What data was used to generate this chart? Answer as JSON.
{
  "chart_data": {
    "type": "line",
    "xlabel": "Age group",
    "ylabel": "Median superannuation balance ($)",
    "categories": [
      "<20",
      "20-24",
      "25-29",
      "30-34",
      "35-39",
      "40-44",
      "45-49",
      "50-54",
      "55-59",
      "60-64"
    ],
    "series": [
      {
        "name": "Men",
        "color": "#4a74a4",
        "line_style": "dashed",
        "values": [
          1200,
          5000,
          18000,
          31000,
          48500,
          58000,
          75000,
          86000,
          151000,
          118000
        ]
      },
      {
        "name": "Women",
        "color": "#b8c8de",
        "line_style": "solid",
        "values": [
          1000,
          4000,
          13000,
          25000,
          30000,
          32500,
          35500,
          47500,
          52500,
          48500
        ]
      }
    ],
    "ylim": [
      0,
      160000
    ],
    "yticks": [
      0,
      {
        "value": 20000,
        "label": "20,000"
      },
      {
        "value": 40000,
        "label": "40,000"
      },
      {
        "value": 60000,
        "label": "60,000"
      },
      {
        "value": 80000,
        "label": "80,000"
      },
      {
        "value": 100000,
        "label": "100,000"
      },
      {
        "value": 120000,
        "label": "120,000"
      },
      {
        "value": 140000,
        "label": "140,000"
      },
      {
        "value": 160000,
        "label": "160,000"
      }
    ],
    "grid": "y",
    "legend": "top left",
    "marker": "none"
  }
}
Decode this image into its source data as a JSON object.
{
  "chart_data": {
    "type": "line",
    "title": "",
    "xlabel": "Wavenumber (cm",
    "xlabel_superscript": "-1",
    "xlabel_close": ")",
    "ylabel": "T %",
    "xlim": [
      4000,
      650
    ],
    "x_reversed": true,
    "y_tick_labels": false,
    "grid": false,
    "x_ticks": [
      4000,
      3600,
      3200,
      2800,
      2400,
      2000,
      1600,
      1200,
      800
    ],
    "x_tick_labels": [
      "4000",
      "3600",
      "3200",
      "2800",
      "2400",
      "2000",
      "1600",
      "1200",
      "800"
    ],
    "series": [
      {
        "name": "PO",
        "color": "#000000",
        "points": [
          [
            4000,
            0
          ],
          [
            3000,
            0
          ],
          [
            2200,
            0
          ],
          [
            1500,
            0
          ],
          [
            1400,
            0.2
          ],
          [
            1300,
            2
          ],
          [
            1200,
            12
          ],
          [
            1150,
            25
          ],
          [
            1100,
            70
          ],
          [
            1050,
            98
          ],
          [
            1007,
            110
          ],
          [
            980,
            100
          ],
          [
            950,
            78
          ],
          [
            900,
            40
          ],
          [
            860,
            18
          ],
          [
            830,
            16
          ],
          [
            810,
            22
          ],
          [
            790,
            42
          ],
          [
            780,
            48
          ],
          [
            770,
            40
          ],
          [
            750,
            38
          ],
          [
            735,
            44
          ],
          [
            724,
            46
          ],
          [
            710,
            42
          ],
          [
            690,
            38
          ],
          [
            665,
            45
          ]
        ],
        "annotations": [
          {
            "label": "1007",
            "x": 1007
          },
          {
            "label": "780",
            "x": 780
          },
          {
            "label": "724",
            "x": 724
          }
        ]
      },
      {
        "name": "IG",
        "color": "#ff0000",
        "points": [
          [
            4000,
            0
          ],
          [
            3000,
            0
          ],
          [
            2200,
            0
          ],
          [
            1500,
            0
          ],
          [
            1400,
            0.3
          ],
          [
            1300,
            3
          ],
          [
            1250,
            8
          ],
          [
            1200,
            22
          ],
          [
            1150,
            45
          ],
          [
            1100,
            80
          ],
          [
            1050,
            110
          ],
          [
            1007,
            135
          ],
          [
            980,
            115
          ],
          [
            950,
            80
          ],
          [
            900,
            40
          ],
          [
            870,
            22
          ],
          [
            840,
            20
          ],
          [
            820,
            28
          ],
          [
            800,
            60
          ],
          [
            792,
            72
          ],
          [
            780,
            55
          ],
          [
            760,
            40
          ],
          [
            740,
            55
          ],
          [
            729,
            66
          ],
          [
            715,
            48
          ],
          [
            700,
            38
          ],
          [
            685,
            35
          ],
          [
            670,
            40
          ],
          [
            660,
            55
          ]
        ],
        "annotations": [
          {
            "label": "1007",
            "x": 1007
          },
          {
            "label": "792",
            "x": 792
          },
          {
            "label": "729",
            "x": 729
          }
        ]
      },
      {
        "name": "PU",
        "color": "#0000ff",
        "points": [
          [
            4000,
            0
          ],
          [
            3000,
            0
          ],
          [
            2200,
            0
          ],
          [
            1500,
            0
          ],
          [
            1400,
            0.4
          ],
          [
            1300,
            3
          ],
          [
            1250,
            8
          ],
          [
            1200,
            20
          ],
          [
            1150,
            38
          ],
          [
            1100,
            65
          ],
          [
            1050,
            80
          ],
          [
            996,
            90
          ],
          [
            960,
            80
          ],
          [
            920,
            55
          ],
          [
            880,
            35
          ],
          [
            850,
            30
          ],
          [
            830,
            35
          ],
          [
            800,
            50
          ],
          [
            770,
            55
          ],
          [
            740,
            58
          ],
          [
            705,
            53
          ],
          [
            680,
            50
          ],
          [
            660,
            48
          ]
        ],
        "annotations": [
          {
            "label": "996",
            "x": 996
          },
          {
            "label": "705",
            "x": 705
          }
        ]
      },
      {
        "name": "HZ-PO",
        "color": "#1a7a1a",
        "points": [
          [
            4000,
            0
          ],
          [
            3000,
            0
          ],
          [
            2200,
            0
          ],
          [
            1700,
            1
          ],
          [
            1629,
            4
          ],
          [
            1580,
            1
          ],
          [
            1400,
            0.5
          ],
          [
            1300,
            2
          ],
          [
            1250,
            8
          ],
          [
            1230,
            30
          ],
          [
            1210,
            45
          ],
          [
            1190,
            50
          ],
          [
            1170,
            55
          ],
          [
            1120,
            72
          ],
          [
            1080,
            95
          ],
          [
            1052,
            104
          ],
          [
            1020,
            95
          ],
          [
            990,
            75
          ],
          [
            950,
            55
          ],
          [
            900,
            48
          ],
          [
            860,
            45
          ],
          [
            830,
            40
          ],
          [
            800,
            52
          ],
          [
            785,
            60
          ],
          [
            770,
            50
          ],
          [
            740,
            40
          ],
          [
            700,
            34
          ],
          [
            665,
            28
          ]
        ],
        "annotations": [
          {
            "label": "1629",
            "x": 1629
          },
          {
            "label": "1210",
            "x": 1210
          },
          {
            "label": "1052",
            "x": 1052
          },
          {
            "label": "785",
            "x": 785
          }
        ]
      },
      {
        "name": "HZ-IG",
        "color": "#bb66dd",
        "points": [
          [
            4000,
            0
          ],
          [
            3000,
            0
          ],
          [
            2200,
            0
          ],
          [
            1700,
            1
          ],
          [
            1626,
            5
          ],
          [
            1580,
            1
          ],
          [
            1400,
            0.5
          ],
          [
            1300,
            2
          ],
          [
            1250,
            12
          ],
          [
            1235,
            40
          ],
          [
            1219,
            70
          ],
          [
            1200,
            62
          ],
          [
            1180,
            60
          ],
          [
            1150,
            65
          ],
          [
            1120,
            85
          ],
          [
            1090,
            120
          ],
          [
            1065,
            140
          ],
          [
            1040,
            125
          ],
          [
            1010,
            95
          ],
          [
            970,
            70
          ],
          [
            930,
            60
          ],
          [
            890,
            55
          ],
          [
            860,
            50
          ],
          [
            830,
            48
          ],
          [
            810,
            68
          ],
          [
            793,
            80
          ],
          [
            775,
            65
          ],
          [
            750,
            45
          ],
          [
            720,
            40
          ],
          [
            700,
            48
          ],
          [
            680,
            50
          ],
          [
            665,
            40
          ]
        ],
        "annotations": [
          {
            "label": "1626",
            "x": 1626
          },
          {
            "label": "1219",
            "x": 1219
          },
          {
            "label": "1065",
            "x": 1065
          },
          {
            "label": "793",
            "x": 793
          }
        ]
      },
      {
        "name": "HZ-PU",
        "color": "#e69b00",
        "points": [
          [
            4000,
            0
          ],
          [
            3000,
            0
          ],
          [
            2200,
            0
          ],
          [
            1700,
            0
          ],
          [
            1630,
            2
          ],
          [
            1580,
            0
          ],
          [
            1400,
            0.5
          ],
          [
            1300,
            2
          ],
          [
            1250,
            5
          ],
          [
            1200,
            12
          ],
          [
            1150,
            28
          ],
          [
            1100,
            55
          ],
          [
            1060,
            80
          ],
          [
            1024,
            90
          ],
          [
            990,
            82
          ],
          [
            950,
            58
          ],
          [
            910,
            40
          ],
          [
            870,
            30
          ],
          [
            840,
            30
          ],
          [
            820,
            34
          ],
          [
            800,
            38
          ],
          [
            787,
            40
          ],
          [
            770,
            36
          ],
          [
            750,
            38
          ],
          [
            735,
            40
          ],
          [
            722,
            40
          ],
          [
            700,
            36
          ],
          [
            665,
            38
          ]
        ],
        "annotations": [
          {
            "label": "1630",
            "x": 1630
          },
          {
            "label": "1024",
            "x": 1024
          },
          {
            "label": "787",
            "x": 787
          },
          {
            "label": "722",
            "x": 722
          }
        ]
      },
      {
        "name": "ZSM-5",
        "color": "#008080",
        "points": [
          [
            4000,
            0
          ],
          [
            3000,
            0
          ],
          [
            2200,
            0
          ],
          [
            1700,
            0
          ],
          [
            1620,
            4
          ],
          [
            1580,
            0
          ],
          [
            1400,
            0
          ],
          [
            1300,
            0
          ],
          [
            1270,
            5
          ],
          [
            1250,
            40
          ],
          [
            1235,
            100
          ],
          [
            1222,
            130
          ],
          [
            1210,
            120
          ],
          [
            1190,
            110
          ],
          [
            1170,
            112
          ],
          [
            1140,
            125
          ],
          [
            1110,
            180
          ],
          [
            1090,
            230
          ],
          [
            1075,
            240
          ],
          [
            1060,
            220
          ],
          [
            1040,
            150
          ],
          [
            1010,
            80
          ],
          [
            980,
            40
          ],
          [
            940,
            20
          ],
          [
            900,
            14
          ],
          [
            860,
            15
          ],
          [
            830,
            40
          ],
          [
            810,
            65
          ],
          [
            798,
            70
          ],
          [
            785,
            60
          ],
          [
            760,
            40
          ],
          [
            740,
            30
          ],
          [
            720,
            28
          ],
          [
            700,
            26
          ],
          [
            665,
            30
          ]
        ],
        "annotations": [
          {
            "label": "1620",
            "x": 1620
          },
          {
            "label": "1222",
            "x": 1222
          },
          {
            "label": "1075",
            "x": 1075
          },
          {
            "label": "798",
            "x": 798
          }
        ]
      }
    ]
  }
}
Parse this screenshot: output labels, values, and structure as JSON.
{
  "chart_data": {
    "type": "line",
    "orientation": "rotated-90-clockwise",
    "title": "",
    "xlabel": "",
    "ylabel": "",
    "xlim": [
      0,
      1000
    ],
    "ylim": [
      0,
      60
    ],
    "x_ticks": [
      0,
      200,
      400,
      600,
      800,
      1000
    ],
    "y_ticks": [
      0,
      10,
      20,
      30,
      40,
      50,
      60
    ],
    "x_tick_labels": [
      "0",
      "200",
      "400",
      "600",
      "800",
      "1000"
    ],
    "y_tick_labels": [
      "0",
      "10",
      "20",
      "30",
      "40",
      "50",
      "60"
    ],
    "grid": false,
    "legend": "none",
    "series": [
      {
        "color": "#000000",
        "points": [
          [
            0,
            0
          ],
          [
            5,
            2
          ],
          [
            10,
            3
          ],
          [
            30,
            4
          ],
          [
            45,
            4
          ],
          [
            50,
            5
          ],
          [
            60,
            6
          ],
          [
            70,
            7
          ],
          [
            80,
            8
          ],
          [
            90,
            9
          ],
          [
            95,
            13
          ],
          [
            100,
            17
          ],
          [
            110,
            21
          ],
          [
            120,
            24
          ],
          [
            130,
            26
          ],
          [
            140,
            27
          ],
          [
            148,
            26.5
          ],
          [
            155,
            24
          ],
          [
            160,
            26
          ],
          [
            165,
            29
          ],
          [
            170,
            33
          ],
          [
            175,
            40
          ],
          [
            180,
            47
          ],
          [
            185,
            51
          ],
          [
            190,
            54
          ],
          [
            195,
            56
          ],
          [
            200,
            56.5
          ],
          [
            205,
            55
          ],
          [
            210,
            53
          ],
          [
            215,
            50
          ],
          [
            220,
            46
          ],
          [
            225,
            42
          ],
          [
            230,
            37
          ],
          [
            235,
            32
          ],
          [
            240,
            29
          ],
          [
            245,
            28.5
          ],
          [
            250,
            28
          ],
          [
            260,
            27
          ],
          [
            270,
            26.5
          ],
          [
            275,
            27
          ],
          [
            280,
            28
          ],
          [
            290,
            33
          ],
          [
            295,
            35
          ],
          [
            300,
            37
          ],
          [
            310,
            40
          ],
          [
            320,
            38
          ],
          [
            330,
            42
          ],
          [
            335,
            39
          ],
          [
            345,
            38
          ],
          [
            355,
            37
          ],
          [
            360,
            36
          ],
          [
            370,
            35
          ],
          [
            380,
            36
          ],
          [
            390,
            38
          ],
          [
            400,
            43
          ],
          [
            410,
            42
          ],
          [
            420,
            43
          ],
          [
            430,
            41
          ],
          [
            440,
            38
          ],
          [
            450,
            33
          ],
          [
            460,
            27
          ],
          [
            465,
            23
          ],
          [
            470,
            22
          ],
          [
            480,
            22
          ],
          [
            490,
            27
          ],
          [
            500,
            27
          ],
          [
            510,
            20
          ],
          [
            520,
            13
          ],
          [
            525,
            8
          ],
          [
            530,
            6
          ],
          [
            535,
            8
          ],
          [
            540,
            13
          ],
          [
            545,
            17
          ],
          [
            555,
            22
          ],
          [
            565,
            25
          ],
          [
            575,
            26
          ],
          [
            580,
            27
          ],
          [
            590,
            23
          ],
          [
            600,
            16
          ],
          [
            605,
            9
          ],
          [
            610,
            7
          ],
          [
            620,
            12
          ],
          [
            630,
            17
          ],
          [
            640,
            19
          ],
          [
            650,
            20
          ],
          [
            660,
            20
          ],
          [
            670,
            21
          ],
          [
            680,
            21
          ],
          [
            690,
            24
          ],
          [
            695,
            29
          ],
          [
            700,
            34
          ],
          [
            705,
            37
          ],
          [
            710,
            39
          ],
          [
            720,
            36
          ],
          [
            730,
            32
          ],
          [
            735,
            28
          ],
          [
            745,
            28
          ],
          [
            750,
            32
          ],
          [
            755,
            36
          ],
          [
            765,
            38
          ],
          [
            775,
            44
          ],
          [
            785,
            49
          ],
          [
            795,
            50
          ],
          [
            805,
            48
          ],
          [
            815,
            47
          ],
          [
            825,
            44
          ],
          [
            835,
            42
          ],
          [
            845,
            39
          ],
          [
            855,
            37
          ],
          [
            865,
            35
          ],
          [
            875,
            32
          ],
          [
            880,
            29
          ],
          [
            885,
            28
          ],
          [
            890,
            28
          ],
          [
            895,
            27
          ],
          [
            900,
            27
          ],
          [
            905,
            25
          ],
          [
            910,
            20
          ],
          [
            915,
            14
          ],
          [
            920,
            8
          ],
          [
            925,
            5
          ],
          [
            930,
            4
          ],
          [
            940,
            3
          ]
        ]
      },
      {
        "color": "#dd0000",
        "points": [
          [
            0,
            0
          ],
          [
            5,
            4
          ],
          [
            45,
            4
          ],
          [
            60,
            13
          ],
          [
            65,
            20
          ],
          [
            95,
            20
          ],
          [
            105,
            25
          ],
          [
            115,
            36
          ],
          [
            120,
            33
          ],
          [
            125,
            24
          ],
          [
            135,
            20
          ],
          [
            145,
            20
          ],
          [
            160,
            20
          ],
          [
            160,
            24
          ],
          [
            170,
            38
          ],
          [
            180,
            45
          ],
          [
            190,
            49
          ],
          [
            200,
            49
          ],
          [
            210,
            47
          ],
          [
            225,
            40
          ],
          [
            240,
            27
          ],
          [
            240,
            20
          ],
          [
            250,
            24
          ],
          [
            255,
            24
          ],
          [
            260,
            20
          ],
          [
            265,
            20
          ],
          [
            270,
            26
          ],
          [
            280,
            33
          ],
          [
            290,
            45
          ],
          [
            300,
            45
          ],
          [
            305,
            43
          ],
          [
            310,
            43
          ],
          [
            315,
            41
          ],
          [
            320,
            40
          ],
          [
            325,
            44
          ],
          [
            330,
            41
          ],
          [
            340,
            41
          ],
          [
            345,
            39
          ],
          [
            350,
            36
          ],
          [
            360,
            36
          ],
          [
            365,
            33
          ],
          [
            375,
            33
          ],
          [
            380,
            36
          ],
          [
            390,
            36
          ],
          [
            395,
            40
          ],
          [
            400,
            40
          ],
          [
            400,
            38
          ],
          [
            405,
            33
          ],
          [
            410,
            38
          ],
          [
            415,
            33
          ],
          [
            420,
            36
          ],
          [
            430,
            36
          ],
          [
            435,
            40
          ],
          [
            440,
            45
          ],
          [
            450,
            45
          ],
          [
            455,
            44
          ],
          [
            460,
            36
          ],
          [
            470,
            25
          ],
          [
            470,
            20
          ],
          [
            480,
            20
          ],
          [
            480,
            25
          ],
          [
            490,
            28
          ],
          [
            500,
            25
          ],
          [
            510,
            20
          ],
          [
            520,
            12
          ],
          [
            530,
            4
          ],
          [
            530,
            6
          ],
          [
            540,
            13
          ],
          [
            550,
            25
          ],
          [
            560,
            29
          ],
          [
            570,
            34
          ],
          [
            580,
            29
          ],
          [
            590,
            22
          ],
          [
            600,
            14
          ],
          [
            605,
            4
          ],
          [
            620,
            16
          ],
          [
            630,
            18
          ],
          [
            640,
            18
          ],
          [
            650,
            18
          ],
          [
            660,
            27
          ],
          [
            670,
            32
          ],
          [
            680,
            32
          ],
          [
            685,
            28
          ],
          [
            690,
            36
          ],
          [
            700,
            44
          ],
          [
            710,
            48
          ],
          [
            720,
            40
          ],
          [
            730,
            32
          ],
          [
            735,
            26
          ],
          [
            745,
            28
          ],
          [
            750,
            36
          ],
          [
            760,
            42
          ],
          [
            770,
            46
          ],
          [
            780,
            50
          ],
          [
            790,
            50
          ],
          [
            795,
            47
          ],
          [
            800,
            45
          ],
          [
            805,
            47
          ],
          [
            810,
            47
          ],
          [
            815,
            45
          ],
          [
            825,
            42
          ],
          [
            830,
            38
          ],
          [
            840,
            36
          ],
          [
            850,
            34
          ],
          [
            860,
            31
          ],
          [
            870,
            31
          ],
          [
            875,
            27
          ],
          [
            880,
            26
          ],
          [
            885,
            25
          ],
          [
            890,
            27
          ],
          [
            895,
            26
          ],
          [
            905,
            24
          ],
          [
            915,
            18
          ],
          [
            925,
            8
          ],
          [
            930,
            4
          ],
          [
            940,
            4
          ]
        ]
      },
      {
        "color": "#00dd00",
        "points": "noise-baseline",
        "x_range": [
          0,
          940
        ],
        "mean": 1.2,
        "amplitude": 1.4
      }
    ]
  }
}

**To be done**. Identify all lines where the word "this" shows up. Copy them.

**Complete response**.
What data was used to generate this chart? Answer as JSON.
Decode this image into its source data as a JSON object.
Parse this screenshot: output labels, values, and structure as JSON.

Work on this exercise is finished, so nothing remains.